Within the records that follow, find every line containing the string "column". Copy those lines.
§ §
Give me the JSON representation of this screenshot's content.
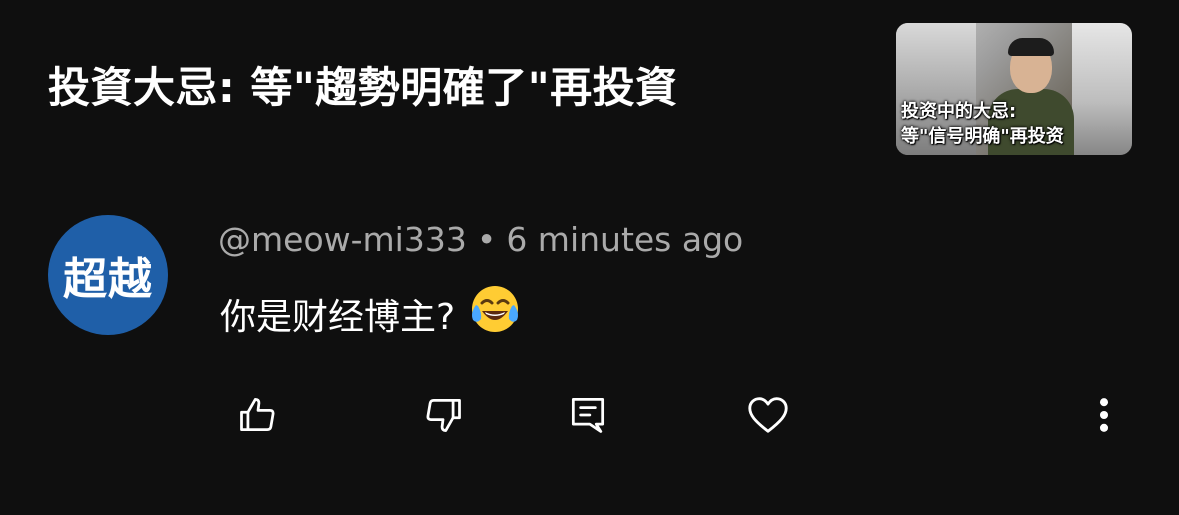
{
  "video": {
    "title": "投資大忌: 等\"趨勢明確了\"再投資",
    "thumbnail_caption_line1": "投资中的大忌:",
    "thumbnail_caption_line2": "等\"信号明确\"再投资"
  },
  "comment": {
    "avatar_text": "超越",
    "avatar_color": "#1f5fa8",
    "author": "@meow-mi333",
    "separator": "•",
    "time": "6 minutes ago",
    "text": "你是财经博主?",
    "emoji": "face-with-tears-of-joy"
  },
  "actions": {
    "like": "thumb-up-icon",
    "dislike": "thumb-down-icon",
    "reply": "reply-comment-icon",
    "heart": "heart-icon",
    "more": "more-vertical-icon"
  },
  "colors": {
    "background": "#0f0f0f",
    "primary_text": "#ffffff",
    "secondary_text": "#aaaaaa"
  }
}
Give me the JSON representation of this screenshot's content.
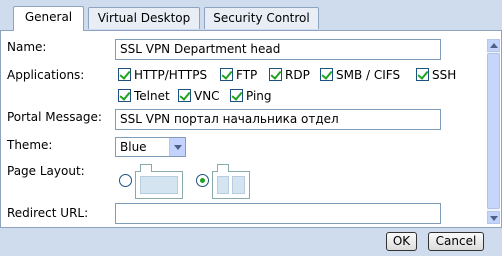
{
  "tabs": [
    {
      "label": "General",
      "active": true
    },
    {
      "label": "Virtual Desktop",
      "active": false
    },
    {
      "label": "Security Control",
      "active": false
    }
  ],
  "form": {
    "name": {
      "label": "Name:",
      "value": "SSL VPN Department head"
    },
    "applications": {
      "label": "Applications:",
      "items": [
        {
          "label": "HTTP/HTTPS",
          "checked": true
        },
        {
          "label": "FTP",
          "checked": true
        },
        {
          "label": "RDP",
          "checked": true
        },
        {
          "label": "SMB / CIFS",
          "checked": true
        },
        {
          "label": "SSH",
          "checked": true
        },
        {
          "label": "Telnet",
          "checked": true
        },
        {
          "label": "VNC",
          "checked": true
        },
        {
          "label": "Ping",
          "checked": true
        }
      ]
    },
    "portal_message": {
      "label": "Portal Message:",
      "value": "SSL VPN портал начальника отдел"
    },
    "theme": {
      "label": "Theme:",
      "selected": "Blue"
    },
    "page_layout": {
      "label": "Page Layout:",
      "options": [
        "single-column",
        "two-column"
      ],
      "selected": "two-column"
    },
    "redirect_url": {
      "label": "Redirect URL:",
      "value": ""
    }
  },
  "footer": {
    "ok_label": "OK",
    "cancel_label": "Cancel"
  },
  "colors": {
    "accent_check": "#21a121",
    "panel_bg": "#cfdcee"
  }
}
§ §
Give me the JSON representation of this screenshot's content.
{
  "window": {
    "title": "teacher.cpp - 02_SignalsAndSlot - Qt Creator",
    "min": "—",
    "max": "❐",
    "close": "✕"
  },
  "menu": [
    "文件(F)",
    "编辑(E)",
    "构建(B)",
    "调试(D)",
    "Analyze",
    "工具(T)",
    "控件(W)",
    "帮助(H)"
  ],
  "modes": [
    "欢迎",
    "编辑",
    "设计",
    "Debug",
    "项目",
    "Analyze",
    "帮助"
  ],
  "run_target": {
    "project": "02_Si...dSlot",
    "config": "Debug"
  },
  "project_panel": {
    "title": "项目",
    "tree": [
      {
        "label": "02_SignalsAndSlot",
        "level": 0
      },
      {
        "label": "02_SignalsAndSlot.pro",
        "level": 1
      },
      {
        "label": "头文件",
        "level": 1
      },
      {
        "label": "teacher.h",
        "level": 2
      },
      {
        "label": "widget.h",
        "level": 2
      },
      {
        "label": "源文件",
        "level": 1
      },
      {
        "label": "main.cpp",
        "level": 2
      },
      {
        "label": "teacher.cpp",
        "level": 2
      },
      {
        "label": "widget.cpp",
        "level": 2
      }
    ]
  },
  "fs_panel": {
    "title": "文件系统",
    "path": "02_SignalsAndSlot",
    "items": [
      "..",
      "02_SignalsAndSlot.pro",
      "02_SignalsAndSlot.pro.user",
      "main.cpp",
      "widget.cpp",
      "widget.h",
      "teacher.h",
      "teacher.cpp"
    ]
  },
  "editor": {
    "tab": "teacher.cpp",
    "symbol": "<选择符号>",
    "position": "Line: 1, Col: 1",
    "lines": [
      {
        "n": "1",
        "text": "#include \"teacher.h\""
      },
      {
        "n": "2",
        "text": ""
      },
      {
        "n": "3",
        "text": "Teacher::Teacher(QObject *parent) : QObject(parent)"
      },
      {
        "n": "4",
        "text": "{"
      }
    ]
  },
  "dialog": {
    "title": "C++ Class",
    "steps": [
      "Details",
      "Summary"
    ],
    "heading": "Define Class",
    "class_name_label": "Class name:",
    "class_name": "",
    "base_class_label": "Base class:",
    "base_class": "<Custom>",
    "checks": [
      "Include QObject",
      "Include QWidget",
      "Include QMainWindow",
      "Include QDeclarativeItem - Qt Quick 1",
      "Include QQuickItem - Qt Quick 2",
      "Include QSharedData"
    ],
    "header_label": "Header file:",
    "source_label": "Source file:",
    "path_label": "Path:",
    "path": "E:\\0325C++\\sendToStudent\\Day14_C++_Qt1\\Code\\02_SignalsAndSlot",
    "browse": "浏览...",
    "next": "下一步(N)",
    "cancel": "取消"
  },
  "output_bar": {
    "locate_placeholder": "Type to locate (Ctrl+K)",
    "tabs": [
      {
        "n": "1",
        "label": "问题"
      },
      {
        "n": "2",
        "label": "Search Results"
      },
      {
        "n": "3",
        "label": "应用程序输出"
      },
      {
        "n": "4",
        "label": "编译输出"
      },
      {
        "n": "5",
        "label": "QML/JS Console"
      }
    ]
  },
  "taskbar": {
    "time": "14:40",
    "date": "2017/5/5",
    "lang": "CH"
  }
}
§ §
◆ RESPONSE FOR THIS EXERCISE:
        "single-column",
        "two-column"
      "selected": "two-column"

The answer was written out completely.